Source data
━━━━━━━━━━━━━━━━━━━━

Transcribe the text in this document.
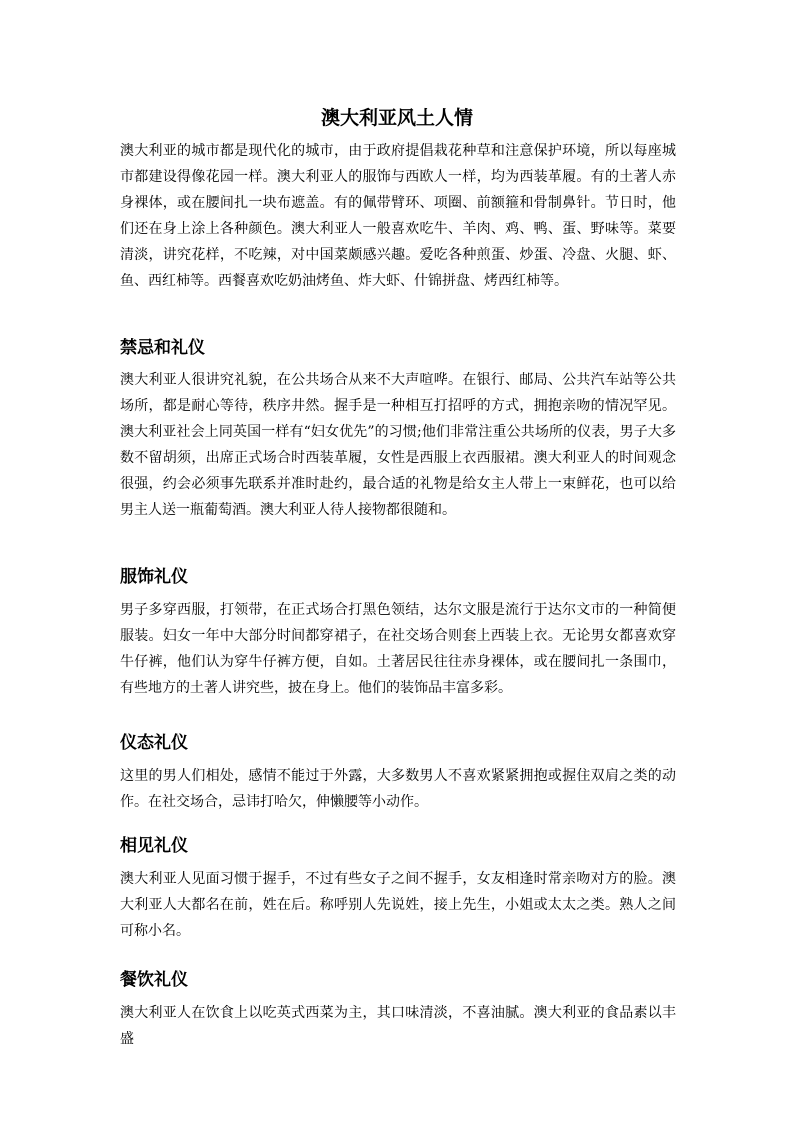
澳大利亚风土人情

澳大利亚的城市都是现代化的城市，由于政府提倡栽花种草和注意保护环境，所以每座城市都建设得像花园一样。澳大利亚人的服饰与西欧人一样，均为西装革履。有的土著人赤身裸体，或在腰间扎一块布遮盖。有的佩带臂环、项圈、前额箍和骨制鼻针。节日时，他们还在身上涂上各种颜色。澳大利亚人一般喜欢吃牛、羊肉、鸡、鸭、蛋、野味等。菜要清淡，讲究花样，不吃辣，对中国菜颇感兴趣。爱吃各种煎蛋、炒蛋、冷盘、火腿、虾、鱼、西红柿等。西餐喜欢吃奶油烤鱼、炸大虾、什锦拼盘、烤西红柿等。

禁忌和礼仪

澳大利亚人很讲究礼貌，在公共场合从来不大声喧哗。在银行、邮局、公共汽车站等公共场所，都是耐心等待，秩序井然。握手是一种相互打招呼的方式，拥抱亲吻的情况罕见。澳大利亚社会上同英国一样有“妇女优先”的习惯;他们非常注重公共场所的仪表，男子大多数不留胡须，出席正式场合时西装革履，女性是西服上衣西服裙。澳大利亚人的时间观念很强，约会必须事先联系并准时赴约，最合适的礼物是给女主人带上一束鲜花，也可以给男主人送一瓶葡萄酒。澳大利亚人待人接物都很随和。

服饰礼仪

男子多穿西服，打领带，在正式场合打黑色领结，达尔文服是流行于达尔文市的一种简便服装。妇女一年中大部分时间都穿裙子，在社交场合则套上西装上衣。无论男女都喜欢穿牛仔裤，他们认为穿牛仔裤方便，自如。土著居民往往赤身裸体，或在腰间扎一条围巾，有些地方的土著人讲究些，披在身上。他们的装饰品丰富多彩。

仪态礼仪

这里的男人们相处，感情不能过于外露，大多数男人不喜欢紧紧拥抱或握住双肩之类的动作。在社交场合，忌讳打哈欠，伸懒腰等小动作。

相见礼仪

澳大利亚人见面习惯于握手，不过有些女子之间不握手，女友相逢时常亲吻对方的脸。澳大利亚人大都名在前，姓在后。称呼别人先说姓，接上先生，小姐或太太之类。熟人之间可称小名。

餐饮礼仪

澳大利亚人在饮食上以吃英式西菜为主，其口味清淡，不喜油腻。澳大利亚的食品素以丰盛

━━━━━━━━━━━━━━━━━━━━

* **Aim**: Set down all the data again exactly as above, pictures excluded.

* **Task answer**:
Transcribe the text in this document.
澳大利亚风土人情

澳大利亚的城市都是现代化的城市，由于政府提倡栽花种草和注意保护环境，所以每座城市都建设得像花园一样。澳大利亚人的服饰与西欧人一样，均为西装革履。有的土著人赤身裸体，或在腰间扎一块布遮盖。有的佩带臂环、项圈、前额箍和骨制鼻针。节日时，他们还在身上涂上各种颜色。澳大利亚人一般喜欢吃牛、羊肉、鸡、鸭、蛋、野味等。菜要清淡，讲究花样，不吃辣，对中国菜颇感兴趣。爱吃各种煎蛋、炒蛋、冷盘、火腿、虾、鱼、西红柿等。西餐喜欢吃奶油烤鱼、炸大虾、什锦拼盘、烤西红柿等。

禁忌和礼仪

澳大利亚人很讲究礼貌，在公共场合从来不大声喧哗。在银行、邮局、公共汽车站等公共场所，都是耐心等待，秩序井然。握手是一种相互打招呼的方式，拥抱亲吻的情况罕见。澳大利亚社会上同英国一样有“妇女优先”的习惯;他们非常注重公共场所的仪表，男子大多数不留胡须，出席正式场合时西装革履，女性是西服上衣西服裙。澳大利亚人的时间观念很强，约会必须事先联系并准时赴约，最合适的礼物是给女主人带上一束鲜花，也可以给男主人送一瓶葡萄酒。澳大利亚人待人接物都很随和。

服饰礼仪

男子多穿西服，打领带，在正式场合打黑色领结，达尔文服是流行于达尔文市的一种简便服装。妇女一年中大部分时间都穿裙子，在社交场合则套上西装上衣。无论男女都喜欢穿牛仔裤，他们认为穿牛仔裤方便，自如。土著居民往往赤身裸体，或在腰间扎一条围巾，有些地方的土著人讲究些，披在身上。他们的装饰品丰富多彩。

仪态礼仪

这里的男人们相处，感情不能过于外露，大多数男人不喜欢紧紧拥抱或握住双肩之类的动作。在社交场合，忌讳打哈欠，伸懒腰等小动作。

相见礼仪

澳大利亚人见面习惯于握手，不过有些女子之间不握手，女友相逢时常亲吻对方的脸。澳大利亚人大都名在前，姓在后。称呼别人先说姓，接上先生，小姐或太太之类。熟人之间可称小名。

餐饮礼仪

澳大利亚人在饮食上以吃英式西菜为主，其口味清淡，不喜油腻。澳大利亚的食品素以丰盛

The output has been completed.